• [Dataset extract]:
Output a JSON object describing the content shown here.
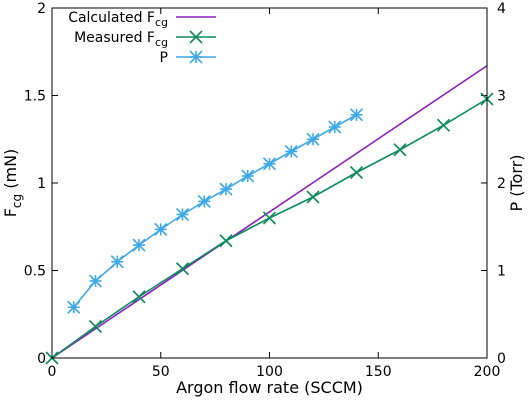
{
  "chart_data": {
    "type": "line",
    "x": {
      "label": "Argon flow rate (SCCM)",
      "lim": [
        0,
        200
      ],
      "ticks": [
        0,
        50,
        100,
        150,
        200
      ]
    },
    "y_left": {
      "label_main": "F",
      "label_sub": "cg",
      "label_tail": " (mN)",
      "lim": [
        0,
        2
      ],
      "ticks": [
        0,
        0.5,
        1,
        1.5,
        2
      ],
      "tick_labels": [
        "0",
        "0.5",
        "1",
        "1.5",
        "2"
      ]
    },
    "y_right": {
      "label": "P (Torr)",
      "lim": [
        0,
        4
      ],
      "ticks": [
        0,
        1,
        2,
        3,
        4
      ],
      "tick_labels": [
        "0",
        "1",
        "2",
        "3",
        "4"
      ]
    },
    "legend_position": "top-left",
    "series": [
      {
        "name_main": "Calculated F",
        "name_sub": "cg",
        "color": "#8B1FBF",
        "marker": "none",
        "axis": "left",
        "x": [
          0,
          200
        ],
        "y": [
          0,
          1.67
        ]
      },
      {
        "name_main": "Measured F",
        "name_sub": "cg",
        "color": "#0E8A5F",
        "marker": "x",
        "axis": "left",
        "x": [
          0,
          20,
          40,
          60,
          80,
          100,
          120,
          140,
          160,
          180,
          200
        ],
        "y": [
          0,
          0.18,
          0.35,
          0.51,
          0.67,
          0.8,
          0.92,
          1.06,
          1.19,
          1.33,
          1.48
        ]
      },
      {
        "name_main": "P",
        "name_sub": "",
        "color": "#3FA9E6",
        "marker": "star",
        "axis": "right",
        "x": [
          10,
          20,
          30,
          40,
          50,
          60,
          70,
          80,
          90,
          100,
          110,
          120,
          130,
          140
        ],
        "y": [
          0.58,
          0.88,
          1.1,
          1.29,
          1.47,
          1.64,
          1.79,
          1.93,
          2.08,
          2.22,
          2.36,
          2.5,
          2.64,
          2.78
        ]
      }
    ]
  }
}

• [Written task]:
The material above must be printed exactly, with its pictures left out.

• [Output for this exercise]:
Output a JSON object describing the content shown here.
{
  "chart_data": {
    "type": "line",
    "x": {
      "label": "Argon flow rate (SCCM)",
      "lim": [
        0,
        200
      ],
      "ticks": [
        0,
        50,
        100,
        150,
        200
      ]
    },
    "y_left": {
      "label_main": "F",
      "label_sub": "cg",
      "label_tail": " (mN)",
      "lim": [
        0,
        2
      ],
      "ticks": [
        0,
        0.5,
        1,
        1.5,
        2
      ],
      "tick_labels": [
        "0",
        "0.5",
        "1",
        "1.5",
        "2"
      ]
    },
    "y_right": {
      "label": "P (Torr)",
      "lim": [
        0,
        4
      ],
      "ticks": [
        0,
        1,
        2,
        3,
        4
      ],
      "tick_labels": [
        "0",
        "1",
        "2",
        "3",
        "4"
      ]
    },
    "legend_position": "top-left",
    "series": [
      {
        "name_main": "Calculated F",
        "name_sub": "cg",
        "color": "#8B1FBF",
        "marker": "none",
        "axis": "left",
        "x": [
          0,
          200
        ],
        "y": [
          0,
          1.67
        ]
      },
      {
        "name_main": "Measured F",
        "name_sub": "cg",
        "color": "#0E8A5F",
        "marker": "x",
        "axis": "left",
        "x": [
          0,
          20,
          40,
          60,
          80,
          100,
          120,
          140,
          160,
          180,
          200
        ],
        "y": [
          0,
          0.18,
          0.35,
          0.51,
          0.67,
          0.8,
          0.92,
          1.06,
          1.19,
          1.33,
          1.48
        ]
      },
      {
        "name_main": "P",
        "name_sub": "",
        "color": "#3FA9E6",
        "marker": "star",
        "axis": "right",
        "x": [
          10,
          20,
          30,
          40,
          50,
          60,
          70,
          80,
          90,
          100,
          110,
          120,
          130,
          140
        ],
        "y": [
          0.58,
          0.88,
          1.1,
          1.29,
          1.47,
          1.64,
          1.79,
          1.93,
          2.08,
          2.22,
          2.36,
          2.5,
          2.64,
          2.78
        ]
      }
    ]
  }
}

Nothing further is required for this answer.